Task inputs:
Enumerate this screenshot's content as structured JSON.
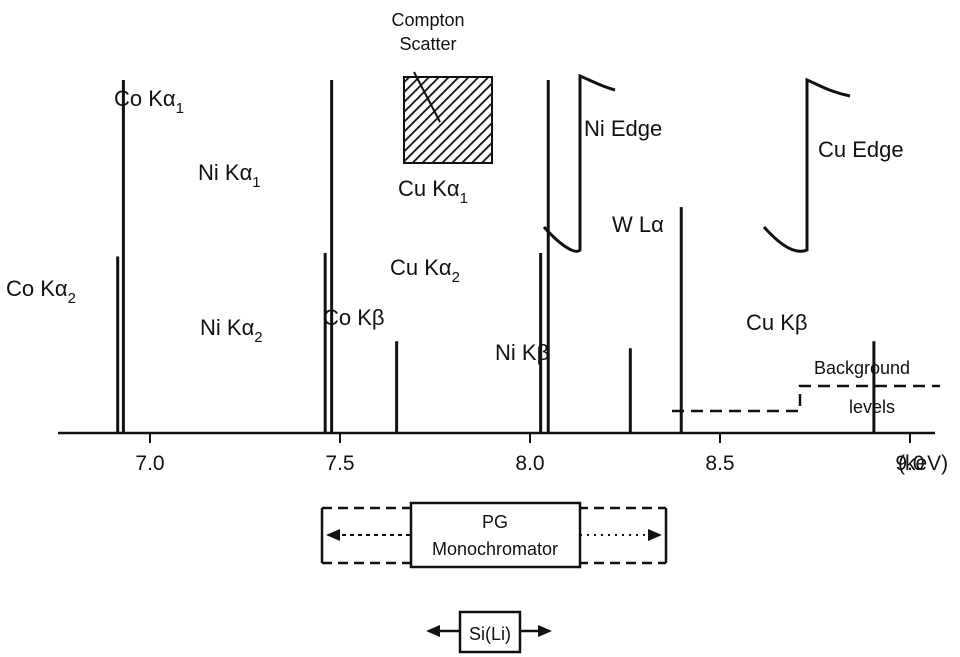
{
  "diagram": {
    "x_axis": {
      "unit": "(keV)",
      "tick_labels": [
        "7.0",
        "7.5",
        "8.0",
        "8.5",
        "9.0"
      ]
    },
    "peaks": [
      {
        "label": "Co K",
        "greek": "α",
        "sub": "1",
        "x": 6.93,
        "h": 1.0
      },
      {
        "label": "Co K",
        "greek": "α",
        "sub": "2",
        "x": 6.915,
        "h": 0.5
      },
      {
        "label": "Ni K",
        "greek": "α",
        "sub": "1",
        "x": 7.478,
        "h": 1.0
      },
      {
        "label": "Ni K",
        "greek": "α",
        "sub": "2",
        "x": 7.461,
        "h": 0.51
      },
      {
        "label": "Co K",
        "greek": "β",
        "sub": "",
        "x": 7.649,
        "h": 0.26
      },
      {
        "label": "Cu K",
        "greek": "α",
        "sub": "1",
        "x": 8.048,
        "h": 1.0
      },
      {
        "label": "Cu K",
        "greek": "α",
        "sub": "2",
        "x": 8.028,
        "h": 0.51
      },
      {
        "label": "Ni K",
        "greek": "β",
        "sub": "",
        "x": 8.264,
        "h": 0.24
      },
      {
        "label": "W L",
        "greek": "α",
        "sub": "",
        "x": 8.398,
        "h": 0.64
      },
      {
        "label": "Cu K",
        "greek": "β",
        "sub": "",
        "x": 8.905,
        "h": 0.26
      }
    ],
    "edges": [
      {
        "label": "Ni Edge",
        "x": 8.333
      },
      {
        "label": "Cu Edge",
        "x": 8.979
      }
    ],
    "compton": {
      "line1": "Compton",
      "line2": "Scatter",
      "x_start": 7.8,
      "x_end": 8.048
    },
    "background": {
      "line1": "Background",
      "line2": "levels"
    },
    "pg_box": {
      "line1": "PG",
      "line2": "Monochromator"
    },
    "si_box": {
      "label": "Si(Li)"
    }
  }
}
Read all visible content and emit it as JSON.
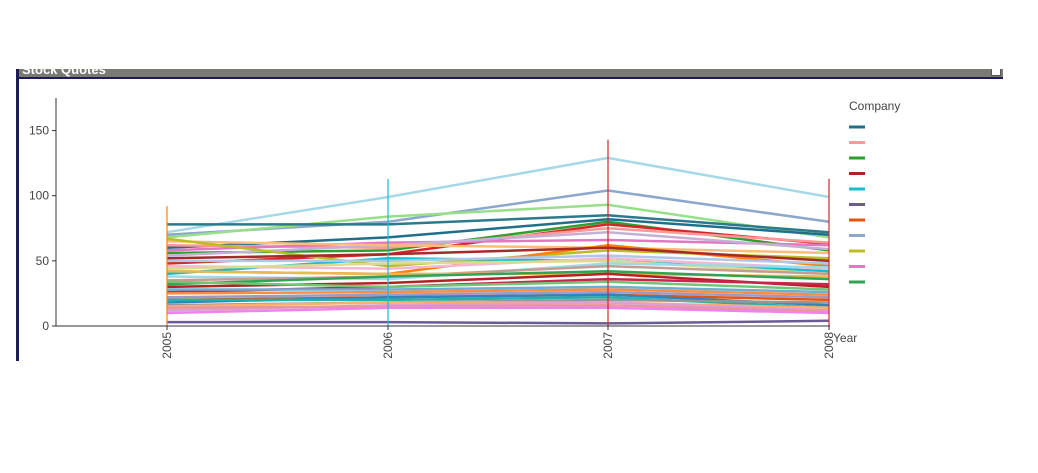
{
  "window": {
    "title": "Stock Quotes"
  },
  "chart_data": {
    "type": "line",
    "title": "",
    "xlabel": "Year",
    "ylabel": "",
    "x": [
      "2005",
      "2006",
      "2007",
      "2008"
    ],
    "ylim": [
      0,
      175
    ],
    "yticks": [
      "0",
      "50",
      "100",
      "150"
    ],
    "ytick_values": [
      0,
      50,
      100,
      150
    ],
    "grid": false,
    "legend": {
      "title": "Company",
      "placement": "right"
    },
    "series": [
      {
        "color": "#a6d8e6",
        "values": [
          72,
          99,
          129,
          99
        ]
      },
      {
        "color": "#8ba7cc",
        "values": [
          70,
          80,
          104,
          80
        ]
      },
      {
        "color": "#98df8a",
        "values": [
          68,
          84,
          93,
          68
        ]
      },
      {
        "color": "#2b7a8c",
        "values": [
          78,
          78,
          85,
          72
        ]
      },
      {
        "color": "#1f6f8b",
        "values": [
          60,
          68,
          82,
          70
        ]
      },
      {
        "color": "#2ca02c",
        "values": [
          56,
          58,
          80,
          58
        ]
      },
      {
        "color": "#d62728",
        "values": [
          48,
          55,
          78,
          63
        ]
      },
      {
        "color": "#ff9896",
        "values": [
          62,
          60,
          75,
          64
        ]
      },
      {
        "color": "#e377c2",
        "values": [
          58,
          64,
          66,
          62
        ]
      },
      {
        "color": "#c5b0d5",
        "values": [
          54,
          62,
          72,
          59
        ]
      },
      {
        "color": "#ffbb78",
        "values": [
          65,
          62,
          60,
          56
        ]
      },
      {
        "color": "#bcbd22",
        "values": [
          67,
          46,
          58,
          52
        ]
      },
      {
        "color": "#ff7f0e",
        "values": [
          42,
          40,
          62,
          46
        ]
      },
      {
        "color": "#a52a2a",
        "values": [
          52,
          55,
          60,
          50
        ]
      },
      {
        "color": "#17becf",
        "values": [
          40,
          52,
          50,
          42
        ]
      },
      {
        "color": "#aec7e8",
        "values": [
          50,
          50,
          54,
          48
        ]
      },
      {
        "color": "#f7b6d2",
        "values": [
          46,
          44,
          52,
          44
        ]
      },
      {
        "color": "#dbdb8d",
        "values": [
          44,
          48,
          50,
          40
        ]
      },
      {
        "color": "#9edae5",
        "values": [
          38,
          36,
          48,
          45
        ]
      },
      {
        "color": "#c49c94",
        "values": [
          35,
          38,
          46,
          40
        ]
      },
      {
        "color": "#e7ba52",
        "values": [
          42,
          40,
          40,
          38
        ]
      },
      {
        "color": "#31a354",
        "values": [
          32,
          38,
          42,
          36
        ]
      },
      {
        "color": "#b22222",
        "values": [
          30,
          33,
          40,
          30
        ]
      },
      {
        "color": "#c7254e",
        "values": [
          26,
          30,
          36,
          32
        ]
      },
      {
        "color": "#74c476",
        "values": [
          34,
          30,
          34,
          28
        ]
      },
      {
        "color": "#6baed6",
        "values": [
          28,
          28,
          30,
          26
        ]
      },
      {
        "color": "#fd8d3c",
        "values": [
          25,
          26,
          28,
          24
        ]
      },
      {
        "color": "#9e9ac8",
        "values": [
          22,
          24,
          26,
          22
        ]
      },
      {
        "color": "#e6550d",
        "values": [
          20,
          22,
          24,
          20
        ]
      },
      {
        "color": "#3182bd",
        "values": [
          18,
          22,
          24,
          16
        ]
      },
      {
        "color": "#20b2aa",
        "values": [
          20,
          20,
          22,
          14
        ]
      },
      {
        "color": "#969696",
        "values": [
          16,
          18,
          20,
          18
        ]
      },
      {
        "color": "#fdae6b",
        "values": [
          15,
          18,
          18,
          14
        ]
      },
      {
        "color": "#de9ed6",
        "values": [
          12,
          16,
          18,
          12
        ]
      },
      {
        "color": "#e7969c",
        "values": [
          14,
          15,
          16,
          11
        ]
      },
      {
        "color": "#ee82ee",
        "values": [
          10,
          14,
          14,
          10
        ]
      },
      {
        "color": "#6b5b95",
        "values": [
          3,
          3,
          2,
          4
        ]
      }
    ],
    "legend_colors": [
      "#1f6f8b",
      "#ff9896",
      "#2ca02c",
      "#b22222",
      "#17becf",
      "#6b5b95",
      "#e6550d",
      "#8ba7cc",
      "#bcbd22",
      "#e377c2",
      "#31a354"
    ]
  }
}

What you should do:
Show the lines where the word "JSON" appears in the entries.

The reply:
Enumerate this screenshot's content as structured JSON.
Read all visible content and emit it as JSON.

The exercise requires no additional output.